● **Task prompt**
Look through the material below and give the number of lines holding "icon", with no other words.

* * * * * * * * *

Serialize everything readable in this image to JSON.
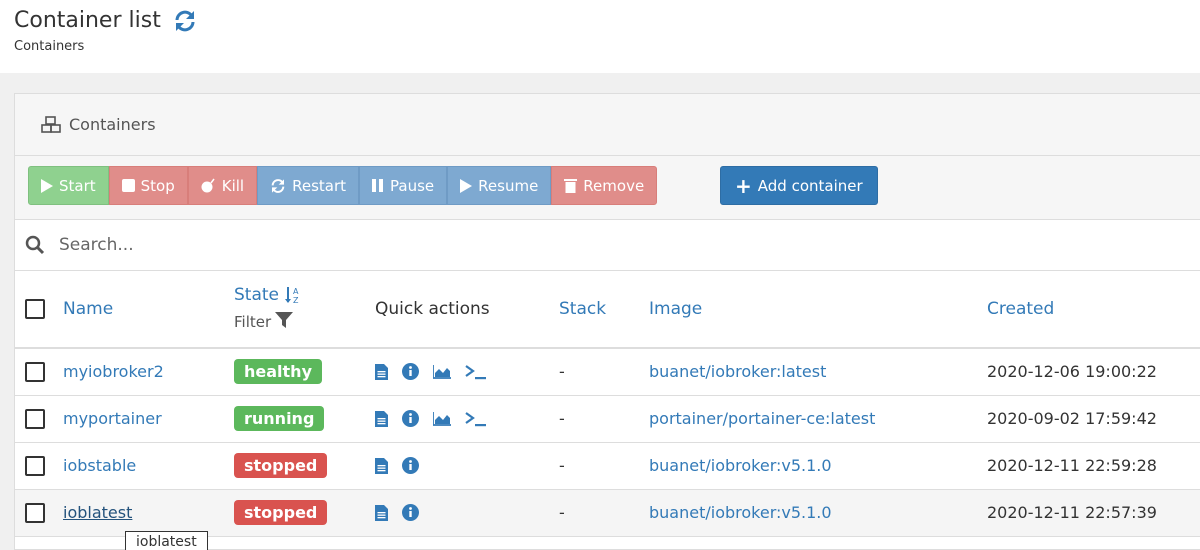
{
  "page": {
    "title": "Container list",
    "breadcrumb": "Containers",
    "refresh_icon": "refresh-icon"
  },
  "widget": {
    "title": "Containers",
    "title_icon": "cubes-icon"
  },
  "toolbar": {
    "start": "Start",
    "stop": "Stop",
    "kill": "Kill",
    "restart": "Restart",
    "pause": "Pause",
    "resume": "Resume",
    "remove": "Remove",
    "add": "Add container"
  },
  "search": {
    "placeholder": "Search..."
  },
  "columns": {
    "name": "Name",
    "state": "State",
    "state_filter": "Filter",
    "quick_actions": "Quick actions",
    "stack": "Stack",
    "image": "Image",
    "created": "Created"
  },
  "rows": [
    {
      "name": "myiobroker2",
      "state": "healthy",
      "stack": "-",
      "image": "buanet/iobroker:latest",
      "created": "2020-12-06 19:00:22"
    },
    {
      "name": "myportainer",
      "state": "running",
      "stack": "-",
      "image": "portainer/portainer-ce:latest",
      "created": "2020-09-02 17:59:42"
    },
    {
      "name": "iobstable",
      "state": "stopped",
      "stack": "-",
      "image": "buanet/iobroker:v5.1.0",
      "created": "2020-12-11 22:59:28"
    },
    {
      "name": "ioblatest",
      "state": "stopped",
      "stack": "-",
      "image": "buanet/iobroker:v5.1.0",
      "created": "2020-12-11 22:57:39"
    }
  ],
  "tooltip": "ioblatest",
  "colors": {
    "link": "#337ab7",
    "success": "#5cb85c",
    "danger": "#d9534f",
    "primary": "#337ab7"
  }
}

* * * * * * * * *

● **Exercise response**
2